Check every line of the entries for "JSON", and copy the lines that hold it.

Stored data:

- - - - - - -

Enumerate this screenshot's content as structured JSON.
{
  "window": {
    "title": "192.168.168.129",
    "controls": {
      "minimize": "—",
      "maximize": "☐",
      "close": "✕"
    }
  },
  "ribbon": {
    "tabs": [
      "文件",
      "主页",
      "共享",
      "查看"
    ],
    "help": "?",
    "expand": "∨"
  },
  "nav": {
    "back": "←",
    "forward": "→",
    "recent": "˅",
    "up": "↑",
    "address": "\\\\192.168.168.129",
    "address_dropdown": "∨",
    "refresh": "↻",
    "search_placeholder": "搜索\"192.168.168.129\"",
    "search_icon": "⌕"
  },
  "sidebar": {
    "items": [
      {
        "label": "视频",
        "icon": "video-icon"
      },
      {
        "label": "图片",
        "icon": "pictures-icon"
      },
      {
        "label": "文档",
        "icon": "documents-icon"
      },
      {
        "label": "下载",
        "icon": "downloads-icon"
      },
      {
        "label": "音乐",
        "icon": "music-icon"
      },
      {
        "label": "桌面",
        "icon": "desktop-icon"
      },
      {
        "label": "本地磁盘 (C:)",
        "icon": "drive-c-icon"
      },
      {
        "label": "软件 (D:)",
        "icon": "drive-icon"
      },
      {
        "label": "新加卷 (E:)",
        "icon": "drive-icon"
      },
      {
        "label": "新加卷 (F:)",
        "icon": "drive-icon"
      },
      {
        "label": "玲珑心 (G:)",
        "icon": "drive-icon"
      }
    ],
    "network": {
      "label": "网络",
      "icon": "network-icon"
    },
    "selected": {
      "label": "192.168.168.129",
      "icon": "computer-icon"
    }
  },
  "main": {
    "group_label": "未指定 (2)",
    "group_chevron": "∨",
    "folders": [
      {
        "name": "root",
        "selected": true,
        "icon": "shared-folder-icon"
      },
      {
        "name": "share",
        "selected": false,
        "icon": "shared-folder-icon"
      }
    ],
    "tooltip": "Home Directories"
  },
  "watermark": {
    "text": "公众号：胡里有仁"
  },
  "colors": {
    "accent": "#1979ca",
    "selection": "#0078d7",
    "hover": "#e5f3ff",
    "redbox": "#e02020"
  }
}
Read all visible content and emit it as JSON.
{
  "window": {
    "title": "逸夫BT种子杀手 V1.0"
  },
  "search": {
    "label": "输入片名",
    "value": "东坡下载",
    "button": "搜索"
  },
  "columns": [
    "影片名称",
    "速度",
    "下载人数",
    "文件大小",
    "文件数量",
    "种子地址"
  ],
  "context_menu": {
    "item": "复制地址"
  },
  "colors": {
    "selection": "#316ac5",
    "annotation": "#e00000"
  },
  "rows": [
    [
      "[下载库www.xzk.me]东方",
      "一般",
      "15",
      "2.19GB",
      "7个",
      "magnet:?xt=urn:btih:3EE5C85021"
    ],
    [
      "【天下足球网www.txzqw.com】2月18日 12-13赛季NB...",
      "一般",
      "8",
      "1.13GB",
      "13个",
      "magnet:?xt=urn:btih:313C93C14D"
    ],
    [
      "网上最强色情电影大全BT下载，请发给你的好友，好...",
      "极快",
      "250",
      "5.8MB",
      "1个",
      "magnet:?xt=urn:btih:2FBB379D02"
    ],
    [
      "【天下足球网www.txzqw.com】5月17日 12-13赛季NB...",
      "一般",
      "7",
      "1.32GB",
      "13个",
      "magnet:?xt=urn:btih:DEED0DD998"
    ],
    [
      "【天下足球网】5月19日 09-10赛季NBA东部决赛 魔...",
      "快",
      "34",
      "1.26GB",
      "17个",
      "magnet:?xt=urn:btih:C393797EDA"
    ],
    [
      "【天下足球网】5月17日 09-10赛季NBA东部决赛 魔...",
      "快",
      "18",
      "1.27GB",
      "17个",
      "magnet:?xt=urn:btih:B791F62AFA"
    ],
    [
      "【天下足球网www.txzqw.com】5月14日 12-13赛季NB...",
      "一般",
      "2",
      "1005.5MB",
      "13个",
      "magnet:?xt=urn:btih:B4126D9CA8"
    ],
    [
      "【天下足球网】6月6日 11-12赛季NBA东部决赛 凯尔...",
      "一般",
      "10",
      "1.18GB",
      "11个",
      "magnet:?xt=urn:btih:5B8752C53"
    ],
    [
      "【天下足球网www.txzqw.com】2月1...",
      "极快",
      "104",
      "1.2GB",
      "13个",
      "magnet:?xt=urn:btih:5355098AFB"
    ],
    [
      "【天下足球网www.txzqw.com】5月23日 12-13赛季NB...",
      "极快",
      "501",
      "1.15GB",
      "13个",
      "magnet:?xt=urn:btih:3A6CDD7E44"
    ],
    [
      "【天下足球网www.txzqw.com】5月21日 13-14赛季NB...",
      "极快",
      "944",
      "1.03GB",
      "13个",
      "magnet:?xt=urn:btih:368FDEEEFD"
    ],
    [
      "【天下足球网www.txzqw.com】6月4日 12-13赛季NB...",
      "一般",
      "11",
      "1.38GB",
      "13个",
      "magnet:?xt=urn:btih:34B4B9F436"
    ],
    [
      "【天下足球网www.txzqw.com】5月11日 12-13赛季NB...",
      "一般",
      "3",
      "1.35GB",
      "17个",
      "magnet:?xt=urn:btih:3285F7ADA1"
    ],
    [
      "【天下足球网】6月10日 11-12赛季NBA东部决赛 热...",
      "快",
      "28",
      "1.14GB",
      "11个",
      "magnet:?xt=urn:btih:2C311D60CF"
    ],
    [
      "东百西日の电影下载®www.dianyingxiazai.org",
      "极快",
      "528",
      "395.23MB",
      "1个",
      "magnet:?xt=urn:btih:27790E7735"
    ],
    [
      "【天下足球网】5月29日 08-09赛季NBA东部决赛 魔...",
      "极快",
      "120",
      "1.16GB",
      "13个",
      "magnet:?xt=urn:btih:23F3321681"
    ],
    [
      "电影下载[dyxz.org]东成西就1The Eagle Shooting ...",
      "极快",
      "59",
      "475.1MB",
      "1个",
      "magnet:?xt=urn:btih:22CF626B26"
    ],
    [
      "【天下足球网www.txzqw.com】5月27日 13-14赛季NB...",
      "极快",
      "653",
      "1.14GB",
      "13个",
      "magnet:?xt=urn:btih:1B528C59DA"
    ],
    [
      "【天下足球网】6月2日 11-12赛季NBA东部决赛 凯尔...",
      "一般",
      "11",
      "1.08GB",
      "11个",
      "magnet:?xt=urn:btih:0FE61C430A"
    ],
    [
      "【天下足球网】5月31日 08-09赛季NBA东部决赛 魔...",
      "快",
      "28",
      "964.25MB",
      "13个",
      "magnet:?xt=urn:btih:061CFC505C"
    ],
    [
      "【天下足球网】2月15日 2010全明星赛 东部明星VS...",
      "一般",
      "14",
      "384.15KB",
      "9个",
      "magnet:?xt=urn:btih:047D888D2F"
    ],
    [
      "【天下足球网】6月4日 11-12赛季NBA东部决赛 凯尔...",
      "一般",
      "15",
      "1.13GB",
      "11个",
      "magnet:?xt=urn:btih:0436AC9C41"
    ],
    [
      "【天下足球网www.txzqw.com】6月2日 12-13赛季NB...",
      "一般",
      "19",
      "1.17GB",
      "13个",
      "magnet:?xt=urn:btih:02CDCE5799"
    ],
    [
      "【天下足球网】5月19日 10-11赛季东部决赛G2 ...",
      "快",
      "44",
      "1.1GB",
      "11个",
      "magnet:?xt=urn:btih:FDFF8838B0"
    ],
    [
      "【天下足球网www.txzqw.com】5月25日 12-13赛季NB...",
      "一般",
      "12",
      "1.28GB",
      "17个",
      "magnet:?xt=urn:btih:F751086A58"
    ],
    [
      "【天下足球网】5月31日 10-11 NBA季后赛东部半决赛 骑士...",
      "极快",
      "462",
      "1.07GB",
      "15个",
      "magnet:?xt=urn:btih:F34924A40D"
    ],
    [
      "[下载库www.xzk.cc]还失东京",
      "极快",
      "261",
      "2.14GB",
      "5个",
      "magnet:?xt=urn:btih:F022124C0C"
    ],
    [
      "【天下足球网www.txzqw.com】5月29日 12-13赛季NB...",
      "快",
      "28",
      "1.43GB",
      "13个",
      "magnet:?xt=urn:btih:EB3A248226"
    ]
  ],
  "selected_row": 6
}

- - - - - - -

**SOLUTION FOR THIS TASK**
Enumerate this screenshot's content as structured JSON.
Read all visible content and emit it as JSON.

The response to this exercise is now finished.